**** LISTED ENTRIES ****

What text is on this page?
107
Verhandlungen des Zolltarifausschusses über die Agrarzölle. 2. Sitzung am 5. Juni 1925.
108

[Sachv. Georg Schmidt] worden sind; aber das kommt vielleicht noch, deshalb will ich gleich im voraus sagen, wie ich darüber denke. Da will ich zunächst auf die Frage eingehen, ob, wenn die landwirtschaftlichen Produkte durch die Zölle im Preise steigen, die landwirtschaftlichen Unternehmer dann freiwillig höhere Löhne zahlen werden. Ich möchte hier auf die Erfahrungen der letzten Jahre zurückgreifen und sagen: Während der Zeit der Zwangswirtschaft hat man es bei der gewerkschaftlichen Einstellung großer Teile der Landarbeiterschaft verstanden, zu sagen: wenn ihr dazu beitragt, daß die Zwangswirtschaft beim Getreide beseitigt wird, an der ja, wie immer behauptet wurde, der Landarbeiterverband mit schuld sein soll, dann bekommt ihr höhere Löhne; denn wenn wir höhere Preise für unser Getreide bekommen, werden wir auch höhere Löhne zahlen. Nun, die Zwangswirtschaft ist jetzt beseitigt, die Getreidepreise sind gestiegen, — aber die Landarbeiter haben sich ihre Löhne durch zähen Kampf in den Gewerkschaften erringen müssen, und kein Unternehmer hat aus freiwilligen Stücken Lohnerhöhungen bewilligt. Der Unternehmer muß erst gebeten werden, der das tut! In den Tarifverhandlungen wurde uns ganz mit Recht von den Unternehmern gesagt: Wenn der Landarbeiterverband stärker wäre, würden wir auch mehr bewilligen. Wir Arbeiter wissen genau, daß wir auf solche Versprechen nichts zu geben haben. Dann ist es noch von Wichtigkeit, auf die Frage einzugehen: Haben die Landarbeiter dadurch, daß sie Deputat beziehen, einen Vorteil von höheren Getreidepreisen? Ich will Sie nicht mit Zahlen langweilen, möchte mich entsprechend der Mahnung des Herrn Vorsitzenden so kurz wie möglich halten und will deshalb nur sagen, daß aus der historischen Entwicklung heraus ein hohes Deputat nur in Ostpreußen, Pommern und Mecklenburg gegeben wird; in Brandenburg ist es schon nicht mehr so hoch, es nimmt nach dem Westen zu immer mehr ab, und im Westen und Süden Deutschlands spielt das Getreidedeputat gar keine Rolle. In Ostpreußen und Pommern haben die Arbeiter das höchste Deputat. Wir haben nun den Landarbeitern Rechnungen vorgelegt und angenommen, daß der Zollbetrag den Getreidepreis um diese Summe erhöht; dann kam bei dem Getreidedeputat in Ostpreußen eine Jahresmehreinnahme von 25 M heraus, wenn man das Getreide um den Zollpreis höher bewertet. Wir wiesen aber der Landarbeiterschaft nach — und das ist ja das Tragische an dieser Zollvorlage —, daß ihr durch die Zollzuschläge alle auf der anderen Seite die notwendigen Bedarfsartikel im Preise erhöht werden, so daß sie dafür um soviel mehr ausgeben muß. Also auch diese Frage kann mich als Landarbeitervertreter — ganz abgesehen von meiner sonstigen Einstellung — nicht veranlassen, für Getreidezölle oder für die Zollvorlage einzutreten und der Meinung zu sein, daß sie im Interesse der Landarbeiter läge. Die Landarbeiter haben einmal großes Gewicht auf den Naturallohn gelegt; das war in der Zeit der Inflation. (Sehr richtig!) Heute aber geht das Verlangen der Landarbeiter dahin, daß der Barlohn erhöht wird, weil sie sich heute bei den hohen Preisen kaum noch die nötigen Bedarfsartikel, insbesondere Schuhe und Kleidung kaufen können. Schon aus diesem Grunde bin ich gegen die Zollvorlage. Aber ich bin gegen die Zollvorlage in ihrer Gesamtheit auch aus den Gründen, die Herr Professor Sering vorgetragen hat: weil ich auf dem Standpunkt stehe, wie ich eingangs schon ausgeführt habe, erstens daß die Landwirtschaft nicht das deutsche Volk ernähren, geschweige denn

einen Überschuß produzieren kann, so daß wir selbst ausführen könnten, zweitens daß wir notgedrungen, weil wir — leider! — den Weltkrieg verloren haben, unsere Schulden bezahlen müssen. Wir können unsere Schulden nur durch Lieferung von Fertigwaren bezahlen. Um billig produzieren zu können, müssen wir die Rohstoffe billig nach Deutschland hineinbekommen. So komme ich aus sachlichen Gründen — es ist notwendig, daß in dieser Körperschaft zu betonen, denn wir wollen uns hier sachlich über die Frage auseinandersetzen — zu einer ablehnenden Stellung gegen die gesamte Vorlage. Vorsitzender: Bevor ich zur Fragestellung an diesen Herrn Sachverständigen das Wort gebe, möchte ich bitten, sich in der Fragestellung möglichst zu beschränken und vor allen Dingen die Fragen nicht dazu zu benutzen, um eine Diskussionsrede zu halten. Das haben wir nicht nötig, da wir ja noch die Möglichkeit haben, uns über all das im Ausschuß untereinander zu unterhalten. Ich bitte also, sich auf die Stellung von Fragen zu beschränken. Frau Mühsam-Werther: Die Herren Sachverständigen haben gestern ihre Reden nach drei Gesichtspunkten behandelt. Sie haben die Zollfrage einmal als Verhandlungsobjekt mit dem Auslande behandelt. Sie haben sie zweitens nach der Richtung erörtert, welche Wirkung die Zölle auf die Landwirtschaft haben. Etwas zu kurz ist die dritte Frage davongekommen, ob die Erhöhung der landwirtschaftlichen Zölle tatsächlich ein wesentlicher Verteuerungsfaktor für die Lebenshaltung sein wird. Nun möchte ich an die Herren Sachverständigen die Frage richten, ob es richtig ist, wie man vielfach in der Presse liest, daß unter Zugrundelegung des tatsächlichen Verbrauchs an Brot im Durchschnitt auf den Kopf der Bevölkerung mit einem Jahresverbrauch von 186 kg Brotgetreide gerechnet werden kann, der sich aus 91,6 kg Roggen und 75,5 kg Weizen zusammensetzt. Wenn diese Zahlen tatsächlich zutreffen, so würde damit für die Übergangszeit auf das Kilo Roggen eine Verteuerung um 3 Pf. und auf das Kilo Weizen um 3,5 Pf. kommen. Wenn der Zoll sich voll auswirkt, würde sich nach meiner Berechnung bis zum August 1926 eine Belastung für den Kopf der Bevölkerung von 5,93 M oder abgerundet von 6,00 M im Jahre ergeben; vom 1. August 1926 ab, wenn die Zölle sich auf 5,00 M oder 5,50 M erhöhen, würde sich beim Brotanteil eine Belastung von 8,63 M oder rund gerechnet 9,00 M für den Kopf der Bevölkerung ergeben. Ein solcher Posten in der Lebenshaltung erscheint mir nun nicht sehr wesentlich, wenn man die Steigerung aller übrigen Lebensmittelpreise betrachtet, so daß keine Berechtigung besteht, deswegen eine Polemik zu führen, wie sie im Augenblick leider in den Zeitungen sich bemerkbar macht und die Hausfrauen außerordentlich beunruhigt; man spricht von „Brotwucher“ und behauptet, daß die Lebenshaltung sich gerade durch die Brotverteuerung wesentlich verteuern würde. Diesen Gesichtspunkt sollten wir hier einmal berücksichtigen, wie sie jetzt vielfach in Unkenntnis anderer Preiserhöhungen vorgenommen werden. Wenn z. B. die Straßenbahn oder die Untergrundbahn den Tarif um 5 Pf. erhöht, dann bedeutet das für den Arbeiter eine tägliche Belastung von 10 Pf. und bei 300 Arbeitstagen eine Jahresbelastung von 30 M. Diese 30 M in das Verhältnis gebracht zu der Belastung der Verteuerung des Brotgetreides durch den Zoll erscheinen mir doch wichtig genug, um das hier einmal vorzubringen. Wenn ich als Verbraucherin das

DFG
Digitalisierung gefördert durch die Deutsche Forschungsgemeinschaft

****

_EXERCISE INSTRUCTIONS_
Give back every entry exactly, with nothing left out.

_RESULT FOR THIS TASK_
What text is on this page?
107
Verhandlungen des Zolltarifausschusses über die Agrarzölle. 2. Sitzung am 5. Juni 1925.
108

[Sachv. Georg Schmidt] worden sind; aber das kommt vielleicht noch, deshalb will ich gleich im voraus sagen, wie ich darüber denke. Da will ich zunächst auf die Frage eingehen, ob, wenn die landwirtschaftlichen Produkte durch die Zölle im Preise steigen, die landwirtschaftlichen Unternehmer dann freiwillig höhere Löhne zahlen werden. Ich möchte hier auf die Erfahrungen der letzten Jahre zurückgreifen und sagen: Während der Zeit der Zwangswirtschaft hat man es bei der gewerkschaftlichen Einstellung großer Teile der Landarbeiterschaft verstanden, zu sagen: wenn ihr dazu beitragt, daß die Zwangswirtschaft beim Getreide beseitigt wird, an der ja, wie immer behauptet wurde, der Landarbeiterverband mit schuld sein soll, dann bekommt ihr höhere Löhne; denn wenn wir höhere Preise für unser Getreide bekommen, werden wir auch höhere Löhne zahlen. Nun, die Zwangswirtschaft ist jetzt beseitigt, die Getreidepreise sind gestiegen, — aber die Landarbeiter haben sich ihre Löhne durch zähen Kampf in den Gewerkschaften erringen müssen, und kein Unternehmer hat aus freiwilligen Stücken Lohnerhöhungen bewilligt. Der Unternehmer muß erst gebeten werden, der das tut! In den Tarifverhandlungen wurde uns ganz mit Recht von den Unternehmern gesagt: Wenn der Landarbeiterverband stärker wäre, würden wir auch mehr bewilligen. Wir Arbeiter wissen genau, daß wir auf solche Versprechen nichts zu geben haben. Dann ist es noch von Wichtigkeit, auf die Frage einzugehen: Haben die Landarbeiter dadurch, daß sie Deputat beziehen, einen Vorteil von höheren Getreidepreisen? Ich will Sie nicht mit Zahlen langweilen, möchte mich entsprechend der Mahnung des Herrn Vorsitzenden so kurz wie möglich halten und will deshalb nur sagen, daß aus der historischen Entwicklung heraus ein hohes Deputat nur in Ostpreußen, Pommern und Mecklenburg gegeben wird; in Brandenburg ist es schon nicht mehr so hoch, es nimmt nach dem Westen zu immer mehr ab, und im Westen und Süden Deutschlands spielt das Getreidedeputat gar keine Rolle. In Ostpreußen und Pommern haben die Arbeiter das höchste Deputat. Wir haben nun den Landarbeitern Rechnungen vorgelegt und angenommen, daß der Zollbetrag den Getreidepreis um diese Summe erhöht; dann kam bei dem Getreidedeputat in Ostpreußen eine Jahresmehreinnahme von 25 M heraus, wenn man das Getreide um den Zollpreis höher bewertet. Wir wiesen aber der Landarbeiterschaft nach — und das ist ja das Tragische an dieser Zollvorlage —, daß ihr durch die Zollzuschläge alle auf der anderen Seite die notwendigen Bedarfsartikel im Preise erhöht werden, so daß sie dafür um soviel mehr ausgeben muß. Also auch diese Frage kann mich als Landarbeitervertreter — ganz abgesehen von meiner sonstigen Einstellung — nicht veranlassen, für Getreidezölle oder für die Zollvorlage einzutreten und der Meinung zu sein, daß sie im Interesse der Landarbeiter läge. Die Landarbeiter haben einmal großes Gewicht auf den Naturallohn gelegt; das war in der Zeit der Inflation. (Sehr richtig!) Heute aber geht das Verlangen der Landarbeiter dahin, daß der Barlohn erhöht wird, weil sie sich heute bei den hohen Preisen kaum noch die nötigen Bedarfsartikel, insbesondere Schuhe und Kleidung kaufen können. Schon aus diesem Grunde bin ich gegen die Zollvorlage. Aber ich bin gegen die Zollvorlage in ihrer Gesamtheit auch aus den Gründen, die Herr Professor Sering vorgetragen hat: weil ich auf dem Standpunkt stehe, wie ich eingangs schon ausgeführt habe, erstens daß die Landwirtschaft nicht das deutsche Volk ernähren, geschweige denn

einen Überschuß produzieren kann, so daß wir selbst ausführen könnten, zweitens daß wir notgedrungen, weil wir — leider! — den Weltkrieg verloren haben, unsere Schulden bezahlen müssen. Wir können unsere Schulden nur durch Lieferung von Fertigwaren bezahlen. Um billig produzieren zu können, müssen wir die Rohstoffe billig nach Deutschland hineinbekommen. So komme ich aus sachlichen Gründen — es ist notwendig, daß in dieser Körperschaft zu betonen, denn wir wollen uns hier sachlich über die Frage auseinandersetzen — zu einer ablehnenden Stellung gegen die gesamte Vorlage. Vorsitzender: Bevor ich zur Fragestellung an diesen Herrn Sachverständigen das Wort gebe, möchte ich bitten, sich in der Fragestellung möglichst zu beschränken und vor allen Dingen die Fragen nicht dazu zu benutzen, um eine Diskussionsrede zu halten. Das haben wir nicht nötig, da wir ja noch die Möglichkeit haben, uns über all das im Ausschuß untereinander zu unterhalten. Ich bitte also, sich auf die Stellung von Fragen zu beschränken. Frau Mühsam-Werther: Die Herren Sachverständigen haben gestern ihre Reden nach drei Gesichtspunkten behandelt. Sie haben die Zollfrage einmal als Verhandlungsobjekt mit dem Auslande behandelt. Sie haben sie zweitens nach der Richtung erörtert, welche Wirkung die Zölle auf die Landwirtschaft haben. Etwas zu kurz ist die dritte Frage davongekommen, ob die Erhöhung der landwirtschaftlichen Zölle tatsächlich ein wesentlicher Verteuerungsfaktor für die Lebenshaltung sein wird. Nun möchte ich an die Herren Sachverständigen die Frage richten, ob es richtig ist, wie man vielfach in der Presse liest, daß unter Zugrundelegung des tatsächlichen Verbrauchs an Brot im Durchschnitt auf den Kopf der Bevölkerung mit einem Jahresverbrauch von 186 kg Brotgetreide gerechnet werden kann, der sich aus 91,6 kg Roggen und 75,5 kg Weizen zusammensetzt. Wenn diese Zahlen tatsächlich zutreffen, so würde damit für die Übergangszeit auf das Kilo Roggen eine Verteuerung um 3 Pf. und auf das Kilo Weizen um 3,5 Pf. kommen. Wenn der Zoll sich voll auswirkt, würde sich nach meiner Berechnung bis zum August 1926 eine Belastung für den Kopf der Bevölkerung von 5,93 M oder abgerundet von 6,00 M im Jahre ergeben; vom 1. August 1926 ab, wenn die Zölle sich auf 5,00 M oder 5,50 M erhöhen, würde sich beim Brotanteil eine Belastung von 8,63 M oder rund gerechnet 9,00 M für den Kopf der Bevölkerung ergeben. Ein solcher Posten in der Lebenshaltung erscheint mir nun nicht sehr wesentlich, wenn man die Steigerung aller übrigen Lebensmittelpreise betrachtet, so daß keine Berechtigung besteht, deswegen eine Polemik zu führen, wie sie im Augenblick leider in den Zeitungen sich bemerkbar macht und die Hausfrauen außerordentlich beunruhigt; man spricht von „Brotwucher“ und behauptet, daß die Lebenshaltung sich gerade durch die Brotverteuerung wesentlich verteuern würde. Diesen Gesichtspunkt sollten wir hier einmal berücksichtigen, wie sie jetzt vielfach in Unkenntnis anderer Preiserhöhungen vorgenommen werden. Wenn z. B. die Straßenbahn oder die Untergrundbahn den Tarif um 5 Pf. erhöht, dann bedeutet das für den Arbeiter eine tägliche Belastung von 10 Pf. und bei 300 Arbeitstagen eine Jahresbelastung von 30 M. Diese 30 M in das Verhältnis gebracht zu der Belastung der Verteuerung des Brotgetreides durch den Zoll erscheinen mir doch wichtig genug, um das hier einmal vorzubringen. Wenn ich als Verbraucherin das

DFG
Digitalisierung gefördert durch die Deutsche Forschungsgemeinschaft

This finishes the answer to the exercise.